**Dataset**
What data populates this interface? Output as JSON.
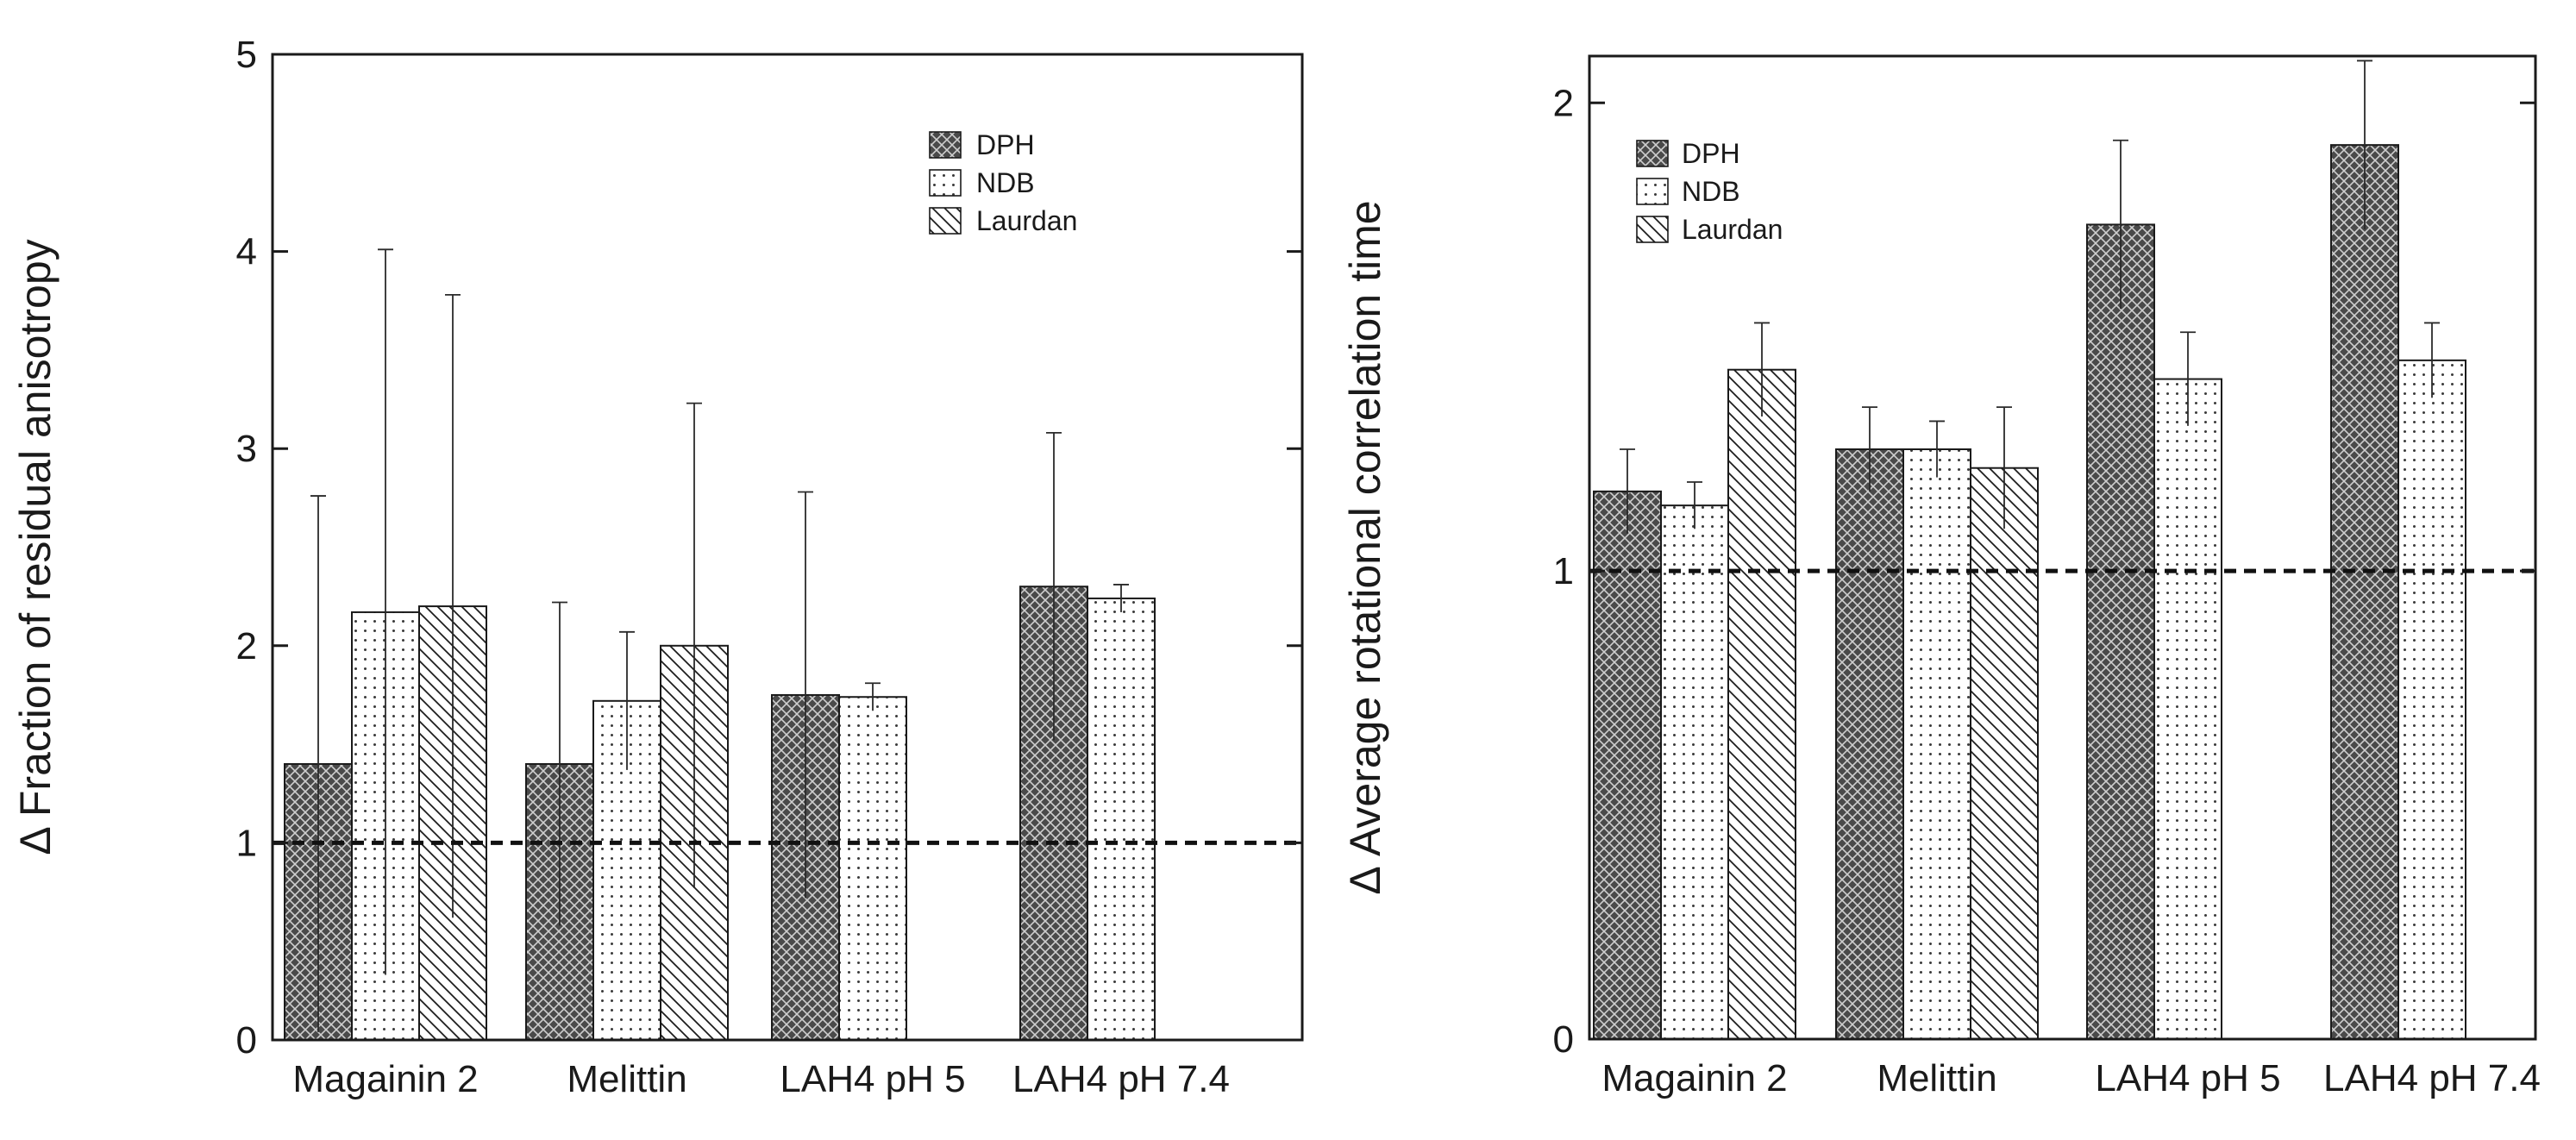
{
  "chart_data": [
    {
      "type": "bar",
      "title": "",
      "xlabel": "",
      "ylabel": "Δ Fraction of residual anisotropy",
      "ylim": [
        0,
        5
      ],
      "yticks": [
        0,
        1,
        2,
        3,
        4,
        5
      ],
      "grid": false,
      "legend_position": "top-right",
      "reference_line": 1,
      "categories": [
        "Magainin 2",
        "Melittin",
        "LAH4 pH 5",
        "LAH4 pH 7.4"
      ],
      "series": [
        {
          "name": "DPH",
          "pattern": "crosshatch",
          "values": [
            1.4,
            1.4,
            1.75,
            2.3
          ],
          "errors": [
            1.36,
            0.82,
            1.03,
            0.78
          ]
        },
        {
          "name": "NDB",
          "pattern": "dots",
          "values": [
            2.17,
            1.72,
            1.74,
            2.24
          ],
          "errors": [
            1.84,
            0.35,
            0.07,
            0.07
          ]
        },
        {
          "name": "Laurdan",
          "pattern": "diagonal",
          "values": [
            2.2,
            2.0,
            null,
            null
          ],
          "errors": [
            1.58,
            1.23,
            null,
            null
          ]
        }
      ]
    },
    {
      "type": "bar",
      "title": "",
      "xlabel": "",
      "ylabel": "Δ Average rotational correlation time",
      "ylim": [
        0,
        2.1
      ],
      "yticks": [
        0,
        1,
        2
      ],
      "grid": false,
      "legend_position": "top-left",
      "reference_line": 1,
      "categories": [
        "Magainin 2",
        "Melittin",
        "LAH4 pH 5",
        "LAH4 pH 7.4"
      ],
      "series": [
        {
          "name": "DPH",
          "pattern": "crosshatch",
          "values": [
            1.17,
            1.26,
            1.74,
            1.91
          ],
          "errors": [
            0.09,
            0.09,
            0.18,
            0.18
          ]
        },
        {
          "name": "NDB",
          "pattern": "dots",
          "values": [
            1.14,
            1.26,
            1.41,
            1.45
          ],
          "errors": [
            0.05,
            0.06,
            0.1,
            0.08
          ]
        },
        {
          "name": "Laurdan",
          "pattern": "diagonal",
          "values": [
            1.43,
            1.22,
            null,
            null
          ],
          "errors": [
            0.1,
            0.13,
            null,
            null
          ]
        }
      ]
    }
  ]
}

**Requirements**
What you return should match the records above word for word, minus the pictures.

**Worked solution**
What data populates this interface? Output as JSON.
{
  "chart_data": [
    {
      "type": "bar",
      "title": "",
      "xlabel": "",
      "ylabel": "Δ Fraction of residual anisotropy",
      "ylim": [
        0,
        5
      ],
      "yticks": [
        0,
        1,
        2,
        3,
        4,
        5
      ],
      "grid": false,
      "legend_position": "top-right",
      "reference_line": 1,
      "categories": [
        "Magainin 2",
        "Melittin",
        "LAH4 pH 5",
        "LAH4 pH 7.4"
      ],
      "series": [
        {
          "name": "DPH",
          "pattern": "crosshatch",
          "values": [
            1.4,
            1.4,
            1.75,
            2.3
          ],
          "errors": [
            1.36,
            0.82,
            1.03,
            0.78
          ]
        },
        {
          "name": "NDB",
          "pattern": "dots",
          "values": [
            2.17,
            1.72,
            1.74,
            2.24
          ],
          "errors": [
            1.84,
            0.35,
            0.07,
            0.07
          ]
        },
        {
          "name": "Laurdan",
          "pattern": "diagonal",
          "values": [
            2.2,
            2.0,
            null,
            null
          ],
          "errors": [
            1.58,
            1.23,
            null,
            null
          ]
        }
      ]
    },
    {
      "type": "bar",
      "title": "",
      "xlabel": "",
      "ylabel": "Δ Average rotational correlation time",
      "ylim": [
        0,
        2.1
      ],
      "yticks": [
        0,
        1,
        2
      ],
      "grid": false,
      "legend_position": "top-left",
      "reference_line": 1,
      "categories": [
        "Magainin 2",
        "Melittin",
        "LAH4 pH 5",
        "LAH4 pH 7.4"
      ],
      "series": [
        {
          "name": "DPH",
          "pattern": "crosshatch",
          "values": [
            1.17,
            1.26,
            1.74,
            1.91
          ],
          "errors": [
            0.09,
            0.09,
            0.18,
            0.18
          ]
        },
        {
          "name": "NDB",
          "pattern": "dots",
          "values": [
            1.14,
            1.26,
            1.41,
            1.45
          ],
          "errors": [
            0.05,
            0.06,
            0.1,
            0.08
          ]
        },
        {
          "name": "Laurdan",
          "pattern": "diagonal",
          "values": [
            1.43,
            1.22,
            null,
            null
          ],
          "errors": [
            0.1,
            0.13,
            null,
            null
          ]
        }
      ]
    }
  ]
}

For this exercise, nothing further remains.